[start]

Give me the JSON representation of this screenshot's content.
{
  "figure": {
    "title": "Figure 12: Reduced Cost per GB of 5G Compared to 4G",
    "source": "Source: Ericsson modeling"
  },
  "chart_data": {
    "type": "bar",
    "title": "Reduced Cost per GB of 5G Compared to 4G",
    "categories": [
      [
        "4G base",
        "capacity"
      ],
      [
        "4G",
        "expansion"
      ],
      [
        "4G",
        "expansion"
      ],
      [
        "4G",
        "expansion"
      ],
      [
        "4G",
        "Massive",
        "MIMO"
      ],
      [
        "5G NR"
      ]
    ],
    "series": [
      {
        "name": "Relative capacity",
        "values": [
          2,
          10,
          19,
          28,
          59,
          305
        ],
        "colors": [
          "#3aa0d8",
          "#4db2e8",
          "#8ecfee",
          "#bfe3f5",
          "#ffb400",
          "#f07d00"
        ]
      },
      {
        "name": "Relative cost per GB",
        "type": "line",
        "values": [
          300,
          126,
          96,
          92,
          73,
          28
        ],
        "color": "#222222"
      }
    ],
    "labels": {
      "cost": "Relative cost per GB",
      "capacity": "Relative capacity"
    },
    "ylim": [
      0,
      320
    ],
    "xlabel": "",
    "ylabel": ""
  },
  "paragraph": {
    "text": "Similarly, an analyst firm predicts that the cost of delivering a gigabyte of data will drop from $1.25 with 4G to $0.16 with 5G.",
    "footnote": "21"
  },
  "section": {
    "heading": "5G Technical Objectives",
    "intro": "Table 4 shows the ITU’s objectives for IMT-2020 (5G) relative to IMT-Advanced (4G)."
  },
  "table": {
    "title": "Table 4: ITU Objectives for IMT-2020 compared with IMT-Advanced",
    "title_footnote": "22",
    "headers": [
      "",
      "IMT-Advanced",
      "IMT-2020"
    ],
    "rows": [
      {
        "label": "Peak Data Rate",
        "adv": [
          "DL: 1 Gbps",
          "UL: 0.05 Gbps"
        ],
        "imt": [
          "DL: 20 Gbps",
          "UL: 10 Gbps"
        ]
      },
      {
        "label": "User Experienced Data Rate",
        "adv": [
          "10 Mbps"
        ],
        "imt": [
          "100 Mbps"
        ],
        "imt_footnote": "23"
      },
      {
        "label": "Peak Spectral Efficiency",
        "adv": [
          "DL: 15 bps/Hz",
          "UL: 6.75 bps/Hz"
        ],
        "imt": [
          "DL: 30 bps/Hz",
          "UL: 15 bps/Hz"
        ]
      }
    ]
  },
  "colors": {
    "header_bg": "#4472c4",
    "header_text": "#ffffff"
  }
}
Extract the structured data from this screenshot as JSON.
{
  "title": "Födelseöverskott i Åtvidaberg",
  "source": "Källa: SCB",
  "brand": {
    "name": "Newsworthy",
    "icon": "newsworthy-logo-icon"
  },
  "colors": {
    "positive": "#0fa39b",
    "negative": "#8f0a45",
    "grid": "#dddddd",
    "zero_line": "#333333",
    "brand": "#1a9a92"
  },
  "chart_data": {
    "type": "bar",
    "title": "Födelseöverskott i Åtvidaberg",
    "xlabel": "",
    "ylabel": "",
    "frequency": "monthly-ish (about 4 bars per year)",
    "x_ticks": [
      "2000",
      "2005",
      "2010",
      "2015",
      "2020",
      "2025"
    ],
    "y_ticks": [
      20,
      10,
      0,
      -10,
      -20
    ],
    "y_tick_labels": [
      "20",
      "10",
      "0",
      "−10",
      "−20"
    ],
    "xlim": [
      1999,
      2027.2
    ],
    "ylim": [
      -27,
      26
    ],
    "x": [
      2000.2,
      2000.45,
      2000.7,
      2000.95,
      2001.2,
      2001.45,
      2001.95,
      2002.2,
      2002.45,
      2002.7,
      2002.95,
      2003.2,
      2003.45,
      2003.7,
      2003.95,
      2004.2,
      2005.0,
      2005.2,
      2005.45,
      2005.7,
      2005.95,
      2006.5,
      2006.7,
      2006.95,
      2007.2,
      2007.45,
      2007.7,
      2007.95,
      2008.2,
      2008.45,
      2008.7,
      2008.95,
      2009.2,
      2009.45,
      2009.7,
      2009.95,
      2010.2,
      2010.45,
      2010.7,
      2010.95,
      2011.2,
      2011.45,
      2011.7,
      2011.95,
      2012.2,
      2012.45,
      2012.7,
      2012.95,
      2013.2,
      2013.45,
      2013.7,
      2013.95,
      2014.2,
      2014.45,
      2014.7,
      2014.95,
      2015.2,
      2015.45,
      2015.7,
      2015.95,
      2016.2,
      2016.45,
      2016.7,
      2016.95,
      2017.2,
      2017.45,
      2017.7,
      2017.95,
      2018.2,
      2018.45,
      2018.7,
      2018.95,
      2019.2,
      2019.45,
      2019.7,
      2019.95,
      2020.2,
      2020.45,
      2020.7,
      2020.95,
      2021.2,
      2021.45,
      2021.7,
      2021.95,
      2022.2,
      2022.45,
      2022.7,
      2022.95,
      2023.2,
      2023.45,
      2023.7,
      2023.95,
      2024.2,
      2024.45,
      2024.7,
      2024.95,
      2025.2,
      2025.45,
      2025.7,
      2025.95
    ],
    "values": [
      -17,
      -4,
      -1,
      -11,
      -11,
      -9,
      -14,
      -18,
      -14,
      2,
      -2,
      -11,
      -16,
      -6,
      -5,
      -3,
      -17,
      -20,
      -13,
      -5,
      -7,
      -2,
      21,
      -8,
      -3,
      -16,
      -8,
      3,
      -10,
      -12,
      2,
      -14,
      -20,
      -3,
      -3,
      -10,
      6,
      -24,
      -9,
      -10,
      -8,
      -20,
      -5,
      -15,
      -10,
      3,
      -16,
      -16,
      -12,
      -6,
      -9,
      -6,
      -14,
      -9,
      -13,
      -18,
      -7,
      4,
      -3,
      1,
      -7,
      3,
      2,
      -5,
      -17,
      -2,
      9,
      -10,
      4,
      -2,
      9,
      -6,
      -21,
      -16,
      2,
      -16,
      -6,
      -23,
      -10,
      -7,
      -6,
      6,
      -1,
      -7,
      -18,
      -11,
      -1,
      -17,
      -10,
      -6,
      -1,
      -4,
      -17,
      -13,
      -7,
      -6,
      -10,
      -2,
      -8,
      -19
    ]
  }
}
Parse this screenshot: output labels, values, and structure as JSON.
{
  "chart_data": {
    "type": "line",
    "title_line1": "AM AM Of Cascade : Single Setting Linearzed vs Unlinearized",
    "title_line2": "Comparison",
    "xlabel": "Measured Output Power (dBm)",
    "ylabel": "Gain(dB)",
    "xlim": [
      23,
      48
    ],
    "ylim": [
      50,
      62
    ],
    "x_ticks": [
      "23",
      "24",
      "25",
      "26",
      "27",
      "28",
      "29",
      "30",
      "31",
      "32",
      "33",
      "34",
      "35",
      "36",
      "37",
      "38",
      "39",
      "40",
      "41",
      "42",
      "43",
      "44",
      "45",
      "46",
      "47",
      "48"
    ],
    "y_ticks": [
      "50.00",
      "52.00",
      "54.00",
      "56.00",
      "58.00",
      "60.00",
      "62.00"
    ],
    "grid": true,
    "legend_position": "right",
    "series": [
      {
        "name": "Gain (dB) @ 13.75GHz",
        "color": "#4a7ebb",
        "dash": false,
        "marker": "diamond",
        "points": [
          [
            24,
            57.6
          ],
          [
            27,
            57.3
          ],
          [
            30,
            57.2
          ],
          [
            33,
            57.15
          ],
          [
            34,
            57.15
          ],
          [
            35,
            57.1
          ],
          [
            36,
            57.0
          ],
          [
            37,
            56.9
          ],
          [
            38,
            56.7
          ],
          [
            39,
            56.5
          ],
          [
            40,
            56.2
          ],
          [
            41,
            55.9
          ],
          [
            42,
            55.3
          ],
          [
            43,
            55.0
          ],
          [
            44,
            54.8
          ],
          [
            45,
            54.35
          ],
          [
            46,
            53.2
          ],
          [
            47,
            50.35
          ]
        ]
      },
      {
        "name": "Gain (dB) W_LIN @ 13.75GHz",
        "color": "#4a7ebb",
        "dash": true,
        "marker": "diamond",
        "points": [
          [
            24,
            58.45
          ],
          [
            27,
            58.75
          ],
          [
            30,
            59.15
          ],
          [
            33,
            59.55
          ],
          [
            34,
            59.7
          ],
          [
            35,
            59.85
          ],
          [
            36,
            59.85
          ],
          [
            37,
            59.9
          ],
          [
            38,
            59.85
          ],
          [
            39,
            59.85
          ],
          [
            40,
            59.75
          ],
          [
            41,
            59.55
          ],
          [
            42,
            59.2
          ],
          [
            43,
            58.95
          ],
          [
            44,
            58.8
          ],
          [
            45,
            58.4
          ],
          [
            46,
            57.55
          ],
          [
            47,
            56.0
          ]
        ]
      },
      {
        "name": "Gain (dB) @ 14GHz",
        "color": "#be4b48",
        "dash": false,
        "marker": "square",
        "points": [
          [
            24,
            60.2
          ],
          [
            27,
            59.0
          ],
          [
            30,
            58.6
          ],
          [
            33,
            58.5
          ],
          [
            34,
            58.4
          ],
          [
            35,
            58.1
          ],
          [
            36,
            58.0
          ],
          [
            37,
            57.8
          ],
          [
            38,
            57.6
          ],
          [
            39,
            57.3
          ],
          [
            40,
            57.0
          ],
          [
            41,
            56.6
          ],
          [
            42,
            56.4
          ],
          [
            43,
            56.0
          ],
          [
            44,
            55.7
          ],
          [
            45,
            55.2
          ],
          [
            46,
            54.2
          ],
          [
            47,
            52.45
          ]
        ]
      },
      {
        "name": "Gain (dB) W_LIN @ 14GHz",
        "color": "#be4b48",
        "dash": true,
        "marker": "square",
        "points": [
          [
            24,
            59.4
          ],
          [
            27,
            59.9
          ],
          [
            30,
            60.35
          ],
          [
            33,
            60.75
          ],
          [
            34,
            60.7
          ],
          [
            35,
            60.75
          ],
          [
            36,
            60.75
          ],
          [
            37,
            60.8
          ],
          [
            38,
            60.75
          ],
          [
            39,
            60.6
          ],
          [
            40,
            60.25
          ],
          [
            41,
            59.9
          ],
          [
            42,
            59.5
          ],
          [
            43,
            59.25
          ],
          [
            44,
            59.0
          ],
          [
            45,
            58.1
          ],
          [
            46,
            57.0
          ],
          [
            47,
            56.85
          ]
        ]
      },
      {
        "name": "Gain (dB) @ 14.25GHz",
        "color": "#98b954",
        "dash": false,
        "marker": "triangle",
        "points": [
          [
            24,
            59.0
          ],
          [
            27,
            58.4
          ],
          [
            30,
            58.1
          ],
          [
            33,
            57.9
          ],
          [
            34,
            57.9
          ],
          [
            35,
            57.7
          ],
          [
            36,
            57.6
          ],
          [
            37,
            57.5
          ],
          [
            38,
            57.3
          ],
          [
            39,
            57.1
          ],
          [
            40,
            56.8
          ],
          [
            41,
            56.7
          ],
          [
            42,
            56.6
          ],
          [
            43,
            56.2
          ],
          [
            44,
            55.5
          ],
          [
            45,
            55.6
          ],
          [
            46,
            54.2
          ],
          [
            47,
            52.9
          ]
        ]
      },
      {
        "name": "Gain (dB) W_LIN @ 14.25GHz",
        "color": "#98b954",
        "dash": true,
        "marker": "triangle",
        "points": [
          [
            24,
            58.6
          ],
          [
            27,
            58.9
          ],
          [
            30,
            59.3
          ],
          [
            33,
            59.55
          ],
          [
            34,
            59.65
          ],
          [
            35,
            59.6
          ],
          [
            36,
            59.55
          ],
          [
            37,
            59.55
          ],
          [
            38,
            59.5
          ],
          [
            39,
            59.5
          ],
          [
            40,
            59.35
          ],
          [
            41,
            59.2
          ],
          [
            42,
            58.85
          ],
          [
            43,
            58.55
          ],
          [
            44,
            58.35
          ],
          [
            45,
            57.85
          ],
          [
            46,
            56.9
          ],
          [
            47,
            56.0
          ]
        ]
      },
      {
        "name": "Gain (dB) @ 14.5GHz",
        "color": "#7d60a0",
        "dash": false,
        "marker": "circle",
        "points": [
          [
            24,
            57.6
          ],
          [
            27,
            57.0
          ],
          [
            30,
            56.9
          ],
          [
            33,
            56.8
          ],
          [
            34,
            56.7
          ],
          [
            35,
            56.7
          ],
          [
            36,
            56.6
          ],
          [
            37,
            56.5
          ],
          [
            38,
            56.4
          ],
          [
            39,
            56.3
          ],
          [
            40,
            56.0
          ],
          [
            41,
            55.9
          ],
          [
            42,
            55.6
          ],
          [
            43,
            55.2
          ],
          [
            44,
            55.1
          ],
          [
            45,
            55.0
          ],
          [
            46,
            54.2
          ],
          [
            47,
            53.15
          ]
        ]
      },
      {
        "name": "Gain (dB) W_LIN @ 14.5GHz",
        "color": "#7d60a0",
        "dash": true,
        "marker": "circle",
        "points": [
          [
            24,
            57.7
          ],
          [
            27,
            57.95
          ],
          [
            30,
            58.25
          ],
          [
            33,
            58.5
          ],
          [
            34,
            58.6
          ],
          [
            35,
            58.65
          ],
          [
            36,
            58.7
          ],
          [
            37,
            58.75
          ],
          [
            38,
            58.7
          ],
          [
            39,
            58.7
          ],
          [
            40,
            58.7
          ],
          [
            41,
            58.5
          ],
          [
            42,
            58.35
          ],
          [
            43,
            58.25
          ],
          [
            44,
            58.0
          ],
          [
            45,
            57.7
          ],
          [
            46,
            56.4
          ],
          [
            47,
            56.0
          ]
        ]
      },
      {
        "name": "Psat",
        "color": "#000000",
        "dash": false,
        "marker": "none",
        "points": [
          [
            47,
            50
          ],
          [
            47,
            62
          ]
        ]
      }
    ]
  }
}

[end]

EXERCISE DESCRIPTION — All lines that include "Reduced" are to be gathered and copied.

TASK RESULT —
    "title": "Figure 12: Reduced Cost per GB of 5G Compared to 4G",
    "title": "Reduced Cost per GB of 5G Compared to 4G",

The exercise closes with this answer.